— Begin DATA EXCERPTS —

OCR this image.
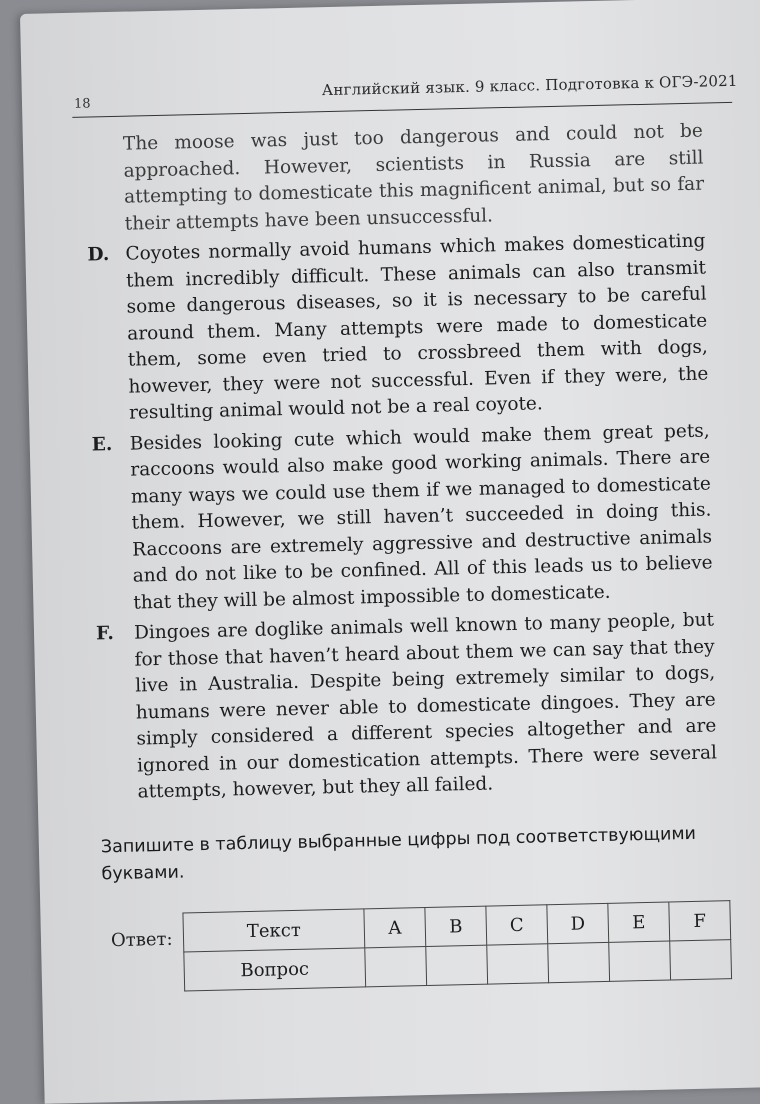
18
Английский язык. 9 класс. Подготовка к ОГЭ-2021
The moose was just too dangerous and could not be approached. However, scientists in Russia are still attempting to domesticate this magnificent animal, but so far their attempts have been unsuccessful.
D. Coyotes normally avoid humans which makes domesticating them incredibly difficult. These animals can also transmit some dangerous diseases, so it is necessary to be careful around them. Many attempts were made to domesticate them, some even tried to crossbreed them with dogs, however, they were not successful. Even if they were, the resulting animal would not be a real coyote.
E. Besides looking cute which would make them great pets, raccoons would also make good working animals. There are many ways we could use them if we managed to domesticate them. However, we still haven’t succeeded in doing this. Raccoons are extremely aggressive and destructive animals and do not like to be confined. All of this leads us to believe that they will be almost impossible to domesticate.
F. Dingoes are doglike animals well known to many people, but for those that haven’t heard about them we can say that they live in Australia. Despite being extremely similar to dogs, humans were never able to domesticate dingoes. They are simply considered a different species altogether and are ignored in our domestication attempts. There were several attempts, however, but they all failed.
Запишите в таблицу выбранные цифры под соответствующими буквами.
Ответ:	Текст	A	B	C	D	E	F
Вопрос						
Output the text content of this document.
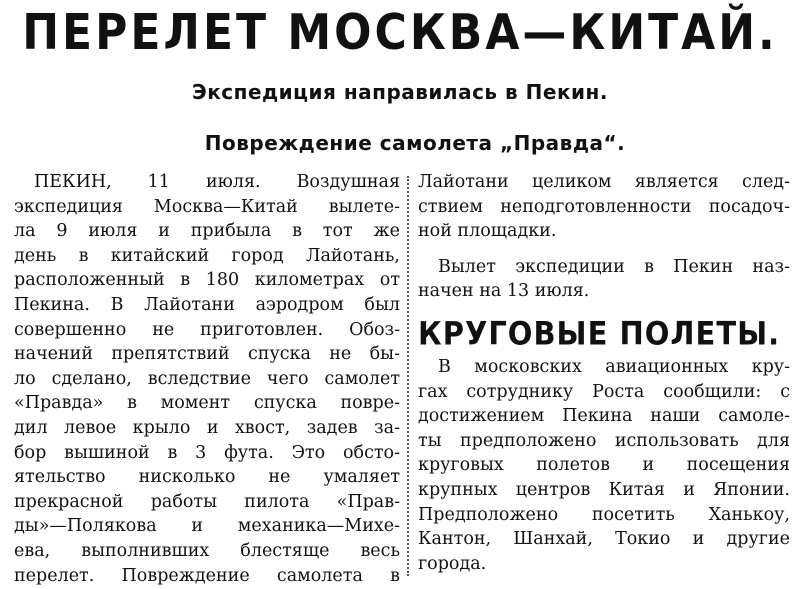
ПЕРЕЛЕТ МОСКВА—КИТАЙ.
Экспедиция направилась в Пекин.
Повреждение самолета „Правда“.
ПЕКИН, 11 июля. Воздушная
экспедиция Москва—Китай вылете-
ла 9 июля и прибыла в тот же
день в китайский город Лайотань,
расположенный в 180 километрах от
Пекина. В Лайотани аэродром был
совершенно не приготовлен. Обоз-
начений препятствий спуска не бы-
ло сделано, вследствие чего самолет
«Правда» в момент спуска повре-
дил левое крыло и хвост, задев за-
бор вышиной в 3 фута. Это обсто-
ятельство нисколько не умаляет
прекрасной работы пилота «Прав-
ды»—Полякова и механика—Михе-
ева, выполнивших блестяще весь
перелет. Повреждение самолета в
Лайотани целиком является след-
ствием неподготовленности посадоч-
ной площадки.
Вылет экспедиции в Пекин наз-
начен на 13 июля.
КРУГОВЫЕ ПОЛЕТЫ.
В московских авиационных кру-
гах сотруднику Роста сообщили: с
достижением Пекина наши самоле-
ты предположено использовать для
круговых полетов и посещения
крупных центров Китая и Японии.
Предположено посетить Ханькоу,
Кантон, Шанхай, Токио и другие
города.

— End DATA EXCERPTS —

▸ SET PROBLEM
State how many lines above include the word "самолета", and nothing more.

▸ ANSWER TO THIS EXERCISE
2